Records to process:
━━━━━━━━━━
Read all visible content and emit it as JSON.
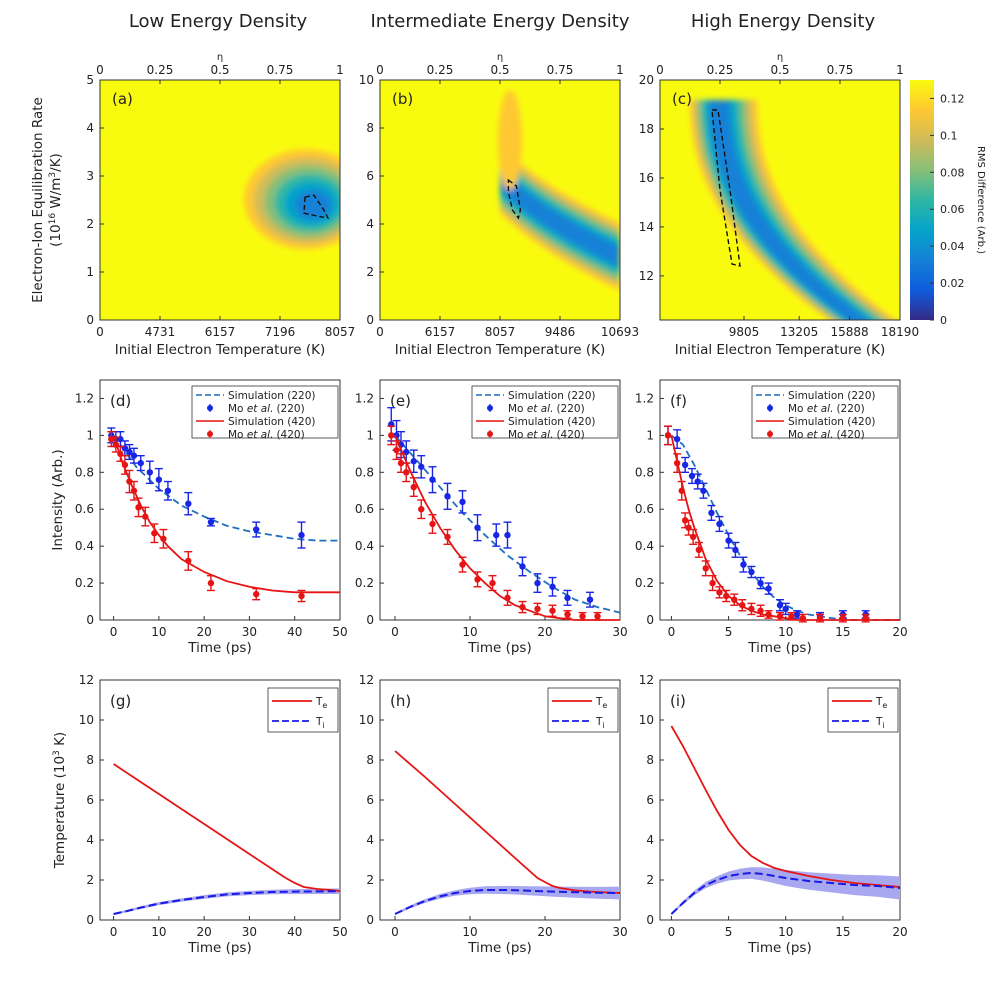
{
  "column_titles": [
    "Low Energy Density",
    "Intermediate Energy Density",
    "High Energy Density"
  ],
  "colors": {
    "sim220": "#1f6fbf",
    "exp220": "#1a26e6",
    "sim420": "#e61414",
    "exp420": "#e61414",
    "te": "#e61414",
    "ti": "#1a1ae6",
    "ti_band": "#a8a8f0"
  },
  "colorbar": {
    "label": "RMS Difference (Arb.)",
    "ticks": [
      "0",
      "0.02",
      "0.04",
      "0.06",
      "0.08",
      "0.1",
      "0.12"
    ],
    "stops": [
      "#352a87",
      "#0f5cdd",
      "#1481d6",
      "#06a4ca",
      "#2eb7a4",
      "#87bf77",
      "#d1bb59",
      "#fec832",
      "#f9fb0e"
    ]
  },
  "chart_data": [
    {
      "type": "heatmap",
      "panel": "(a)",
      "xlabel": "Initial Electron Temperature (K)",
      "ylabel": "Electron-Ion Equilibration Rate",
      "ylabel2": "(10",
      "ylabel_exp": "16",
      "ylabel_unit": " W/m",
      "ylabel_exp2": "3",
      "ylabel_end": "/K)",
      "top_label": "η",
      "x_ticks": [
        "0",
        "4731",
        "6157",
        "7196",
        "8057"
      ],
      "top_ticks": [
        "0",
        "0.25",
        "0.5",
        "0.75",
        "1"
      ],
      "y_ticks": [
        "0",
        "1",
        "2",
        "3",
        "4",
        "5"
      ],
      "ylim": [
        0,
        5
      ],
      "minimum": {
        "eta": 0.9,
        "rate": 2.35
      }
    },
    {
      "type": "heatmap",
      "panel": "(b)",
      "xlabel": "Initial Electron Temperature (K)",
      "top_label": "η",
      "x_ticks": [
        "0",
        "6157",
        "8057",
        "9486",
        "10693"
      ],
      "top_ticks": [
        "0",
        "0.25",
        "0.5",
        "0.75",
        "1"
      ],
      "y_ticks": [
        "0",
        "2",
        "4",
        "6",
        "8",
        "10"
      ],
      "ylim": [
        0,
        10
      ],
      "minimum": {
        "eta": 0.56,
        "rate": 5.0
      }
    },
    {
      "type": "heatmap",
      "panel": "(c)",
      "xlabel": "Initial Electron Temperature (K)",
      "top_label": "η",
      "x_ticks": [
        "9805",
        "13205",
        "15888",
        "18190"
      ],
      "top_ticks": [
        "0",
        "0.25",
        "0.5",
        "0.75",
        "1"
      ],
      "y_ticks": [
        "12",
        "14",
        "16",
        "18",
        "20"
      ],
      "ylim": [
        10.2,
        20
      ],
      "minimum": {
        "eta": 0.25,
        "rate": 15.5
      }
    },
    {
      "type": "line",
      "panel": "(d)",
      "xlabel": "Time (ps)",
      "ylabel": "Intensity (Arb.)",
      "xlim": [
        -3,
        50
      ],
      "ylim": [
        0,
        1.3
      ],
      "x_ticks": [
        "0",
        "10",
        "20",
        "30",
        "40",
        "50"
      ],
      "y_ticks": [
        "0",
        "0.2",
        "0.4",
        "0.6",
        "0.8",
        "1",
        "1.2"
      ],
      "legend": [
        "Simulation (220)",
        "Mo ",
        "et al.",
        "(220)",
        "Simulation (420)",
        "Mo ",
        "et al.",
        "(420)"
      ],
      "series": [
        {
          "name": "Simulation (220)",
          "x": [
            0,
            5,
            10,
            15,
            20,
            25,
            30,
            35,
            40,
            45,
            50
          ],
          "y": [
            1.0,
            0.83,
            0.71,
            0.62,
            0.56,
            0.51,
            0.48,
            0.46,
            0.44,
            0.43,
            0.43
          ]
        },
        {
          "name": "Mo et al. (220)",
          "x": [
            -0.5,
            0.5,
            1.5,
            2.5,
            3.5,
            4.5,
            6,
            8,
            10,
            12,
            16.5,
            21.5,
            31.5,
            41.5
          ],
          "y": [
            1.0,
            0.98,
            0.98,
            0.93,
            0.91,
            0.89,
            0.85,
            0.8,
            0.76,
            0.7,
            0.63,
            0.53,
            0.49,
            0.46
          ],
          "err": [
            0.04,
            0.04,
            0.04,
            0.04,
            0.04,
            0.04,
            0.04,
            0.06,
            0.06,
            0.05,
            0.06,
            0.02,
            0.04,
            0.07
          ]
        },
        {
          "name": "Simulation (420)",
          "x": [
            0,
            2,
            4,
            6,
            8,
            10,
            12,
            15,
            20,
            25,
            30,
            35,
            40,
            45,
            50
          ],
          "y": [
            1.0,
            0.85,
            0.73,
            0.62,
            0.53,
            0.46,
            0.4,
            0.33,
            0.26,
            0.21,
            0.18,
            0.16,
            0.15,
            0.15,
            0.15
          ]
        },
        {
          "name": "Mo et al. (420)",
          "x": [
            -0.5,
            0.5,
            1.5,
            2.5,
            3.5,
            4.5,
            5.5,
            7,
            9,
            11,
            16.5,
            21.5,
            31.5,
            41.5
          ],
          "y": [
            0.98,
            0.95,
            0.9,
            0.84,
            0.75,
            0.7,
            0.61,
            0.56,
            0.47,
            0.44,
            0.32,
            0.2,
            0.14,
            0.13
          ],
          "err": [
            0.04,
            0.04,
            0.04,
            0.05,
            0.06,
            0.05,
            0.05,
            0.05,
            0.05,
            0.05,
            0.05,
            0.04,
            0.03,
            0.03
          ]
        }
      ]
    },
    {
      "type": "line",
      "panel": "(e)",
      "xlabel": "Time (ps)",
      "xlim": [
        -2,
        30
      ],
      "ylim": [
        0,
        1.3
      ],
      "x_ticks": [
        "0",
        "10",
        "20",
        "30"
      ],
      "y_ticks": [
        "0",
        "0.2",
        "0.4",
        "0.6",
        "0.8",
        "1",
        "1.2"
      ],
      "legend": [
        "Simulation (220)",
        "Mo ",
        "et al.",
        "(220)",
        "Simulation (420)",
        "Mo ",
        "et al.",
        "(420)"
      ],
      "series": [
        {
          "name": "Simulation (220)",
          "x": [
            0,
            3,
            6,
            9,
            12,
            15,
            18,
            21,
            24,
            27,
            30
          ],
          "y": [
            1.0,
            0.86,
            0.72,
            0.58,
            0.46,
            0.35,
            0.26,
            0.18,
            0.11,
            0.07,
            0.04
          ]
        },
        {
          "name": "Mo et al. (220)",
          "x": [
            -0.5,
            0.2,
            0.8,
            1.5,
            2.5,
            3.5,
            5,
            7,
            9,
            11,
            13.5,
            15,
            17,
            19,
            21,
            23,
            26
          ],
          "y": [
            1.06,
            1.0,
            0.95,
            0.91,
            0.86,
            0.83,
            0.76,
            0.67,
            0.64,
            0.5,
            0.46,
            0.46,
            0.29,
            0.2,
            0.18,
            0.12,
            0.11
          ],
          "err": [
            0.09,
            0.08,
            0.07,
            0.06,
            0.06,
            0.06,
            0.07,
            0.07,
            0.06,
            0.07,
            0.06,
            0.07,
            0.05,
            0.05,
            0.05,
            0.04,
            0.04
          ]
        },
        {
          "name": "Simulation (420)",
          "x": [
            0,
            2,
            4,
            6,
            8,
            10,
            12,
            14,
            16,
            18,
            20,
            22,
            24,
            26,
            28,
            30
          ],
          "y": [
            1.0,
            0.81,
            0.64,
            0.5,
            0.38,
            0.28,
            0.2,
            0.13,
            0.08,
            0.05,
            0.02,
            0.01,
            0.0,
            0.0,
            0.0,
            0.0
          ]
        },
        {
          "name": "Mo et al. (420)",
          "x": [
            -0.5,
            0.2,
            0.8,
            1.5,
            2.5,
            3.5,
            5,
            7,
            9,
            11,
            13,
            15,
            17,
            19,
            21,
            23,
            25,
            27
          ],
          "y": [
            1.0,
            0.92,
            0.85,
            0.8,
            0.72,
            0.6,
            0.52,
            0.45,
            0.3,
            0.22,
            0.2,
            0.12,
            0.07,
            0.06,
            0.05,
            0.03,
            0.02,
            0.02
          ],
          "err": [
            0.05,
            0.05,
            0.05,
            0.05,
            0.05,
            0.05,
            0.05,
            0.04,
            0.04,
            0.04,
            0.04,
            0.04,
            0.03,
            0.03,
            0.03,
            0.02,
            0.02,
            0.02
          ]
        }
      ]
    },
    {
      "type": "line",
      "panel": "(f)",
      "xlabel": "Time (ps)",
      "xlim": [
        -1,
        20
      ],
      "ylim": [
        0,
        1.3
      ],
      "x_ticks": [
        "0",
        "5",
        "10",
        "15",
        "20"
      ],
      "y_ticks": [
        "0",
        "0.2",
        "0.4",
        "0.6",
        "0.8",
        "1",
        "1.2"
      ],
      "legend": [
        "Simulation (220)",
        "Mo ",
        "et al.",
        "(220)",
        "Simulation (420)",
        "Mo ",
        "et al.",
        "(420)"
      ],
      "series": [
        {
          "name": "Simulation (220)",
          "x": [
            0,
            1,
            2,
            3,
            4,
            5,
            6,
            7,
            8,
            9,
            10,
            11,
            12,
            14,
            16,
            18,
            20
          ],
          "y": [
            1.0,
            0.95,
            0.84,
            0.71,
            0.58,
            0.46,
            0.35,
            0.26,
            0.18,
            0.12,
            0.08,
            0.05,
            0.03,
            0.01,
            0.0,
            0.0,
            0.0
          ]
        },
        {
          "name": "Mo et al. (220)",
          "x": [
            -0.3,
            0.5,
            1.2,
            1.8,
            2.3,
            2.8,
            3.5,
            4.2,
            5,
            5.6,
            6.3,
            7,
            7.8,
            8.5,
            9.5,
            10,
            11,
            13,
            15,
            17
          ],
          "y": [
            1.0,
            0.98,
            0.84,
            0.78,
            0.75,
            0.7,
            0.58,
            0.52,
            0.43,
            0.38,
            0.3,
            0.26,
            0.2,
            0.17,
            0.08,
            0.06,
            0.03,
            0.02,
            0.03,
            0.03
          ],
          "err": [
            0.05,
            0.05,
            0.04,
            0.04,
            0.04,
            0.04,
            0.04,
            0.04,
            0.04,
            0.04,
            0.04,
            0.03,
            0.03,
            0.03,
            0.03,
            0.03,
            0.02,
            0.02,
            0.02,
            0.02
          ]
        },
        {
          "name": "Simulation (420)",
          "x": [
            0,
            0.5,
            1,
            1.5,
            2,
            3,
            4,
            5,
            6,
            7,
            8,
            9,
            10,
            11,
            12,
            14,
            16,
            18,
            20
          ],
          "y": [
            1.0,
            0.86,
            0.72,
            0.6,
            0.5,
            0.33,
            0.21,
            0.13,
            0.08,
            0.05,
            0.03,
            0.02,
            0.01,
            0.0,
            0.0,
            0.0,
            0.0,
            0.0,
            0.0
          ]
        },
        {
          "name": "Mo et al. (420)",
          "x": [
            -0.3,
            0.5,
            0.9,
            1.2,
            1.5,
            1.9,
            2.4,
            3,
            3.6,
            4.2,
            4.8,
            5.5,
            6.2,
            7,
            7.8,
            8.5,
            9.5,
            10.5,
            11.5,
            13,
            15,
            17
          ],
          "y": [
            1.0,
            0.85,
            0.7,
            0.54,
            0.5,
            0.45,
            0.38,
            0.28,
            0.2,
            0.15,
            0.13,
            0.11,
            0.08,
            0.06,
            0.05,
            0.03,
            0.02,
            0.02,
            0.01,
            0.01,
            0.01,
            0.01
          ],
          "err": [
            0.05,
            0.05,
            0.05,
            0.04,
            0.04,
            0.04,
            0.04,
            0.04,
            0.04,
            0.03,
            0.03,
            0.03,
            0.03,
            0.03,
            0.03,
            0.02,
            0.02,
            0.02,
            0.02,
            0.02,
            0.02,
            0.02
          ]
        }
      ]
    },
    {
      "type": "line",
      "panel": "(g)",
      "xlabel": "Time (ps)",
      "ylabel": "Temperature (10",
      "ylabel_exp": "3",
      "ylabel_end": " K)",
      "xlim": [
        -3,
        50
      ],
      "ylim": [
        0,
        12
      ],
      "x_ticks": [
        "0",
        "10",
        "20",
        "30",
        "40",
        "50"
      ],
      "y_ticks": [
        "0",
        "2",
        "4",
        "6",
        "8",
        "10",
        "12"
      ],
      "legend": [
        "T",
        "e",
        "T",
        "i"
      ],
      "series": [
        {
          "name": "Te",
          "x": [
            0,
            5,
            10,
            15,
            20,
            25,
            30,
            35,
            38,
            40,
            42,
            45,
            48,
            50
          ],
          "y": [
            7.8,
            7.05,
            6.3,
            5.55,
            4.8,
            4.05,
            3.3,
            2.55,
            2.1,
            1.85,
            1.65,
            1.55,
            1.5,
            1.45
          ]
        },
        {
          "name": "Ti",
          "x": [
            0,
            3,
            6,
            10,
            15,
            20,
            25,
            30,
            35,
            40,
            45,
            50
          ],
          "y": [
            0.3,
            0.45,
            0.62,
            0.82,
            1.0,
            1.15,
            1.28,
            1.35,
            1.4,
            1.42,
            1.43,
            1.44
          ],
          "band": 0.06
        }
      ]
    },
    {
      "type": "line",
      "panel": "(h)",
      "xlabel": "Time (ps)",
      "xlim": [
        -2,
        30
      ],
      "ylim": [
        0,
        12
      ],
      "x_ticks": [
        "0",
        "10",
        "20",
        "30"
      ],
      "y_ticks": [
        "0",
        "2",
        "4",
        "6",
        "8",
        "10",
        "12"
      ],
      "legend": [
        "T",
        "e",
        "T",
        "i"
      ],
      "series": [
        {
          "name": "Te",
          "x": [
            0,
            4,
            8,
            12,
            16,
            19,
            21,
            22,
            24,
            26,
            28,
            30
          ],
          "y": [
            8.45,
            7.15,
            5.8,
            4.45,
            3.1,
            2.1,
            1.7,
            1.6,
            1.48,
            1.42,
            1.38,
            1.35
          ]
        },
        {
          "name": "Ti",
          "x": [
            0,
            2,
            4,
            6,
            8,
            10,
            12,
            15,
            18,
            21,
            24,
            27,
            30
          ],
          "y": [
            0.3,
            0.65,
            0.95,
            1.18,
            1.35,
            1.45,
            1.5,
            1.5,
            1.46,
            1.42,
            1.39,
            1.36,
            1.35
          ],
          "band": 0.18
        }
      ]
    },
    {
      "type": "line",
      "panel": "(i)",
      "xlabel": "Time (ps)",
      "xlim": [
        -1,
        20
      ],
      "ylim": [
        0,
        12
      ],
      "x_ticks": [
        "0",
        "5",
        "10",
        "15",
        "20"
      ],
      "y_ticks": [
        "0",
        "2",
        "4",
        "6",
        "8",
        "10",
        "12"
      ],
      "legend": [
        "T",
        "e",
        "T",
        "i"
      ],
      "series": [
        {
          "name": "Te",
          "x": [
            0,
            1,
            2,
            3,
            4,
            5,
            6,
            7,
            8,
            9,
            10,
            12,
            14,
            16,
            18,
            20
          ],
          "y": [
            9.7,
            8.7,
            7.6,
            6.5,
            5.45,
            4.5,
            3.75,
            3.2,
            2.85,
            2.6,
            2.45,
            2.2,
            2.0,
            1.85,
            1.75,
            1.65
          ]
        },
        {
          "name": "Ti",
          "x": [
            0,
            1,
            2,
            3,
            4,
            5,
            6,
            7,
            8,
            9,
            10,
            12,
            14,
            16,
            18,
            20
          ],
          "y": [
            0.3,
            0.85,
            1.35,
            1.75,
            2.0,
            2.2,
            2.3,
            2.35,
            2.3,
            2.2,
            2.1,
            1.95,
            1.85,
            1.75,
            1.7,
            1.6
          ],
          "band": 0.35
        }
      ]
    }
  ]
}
━━━━━━━━━━
Show all lines from the records above where the word "Energy" occurs.

Exercise response:
    "Low Energy Density",
    "Intermediate Energy Density",
    "High Energy Density"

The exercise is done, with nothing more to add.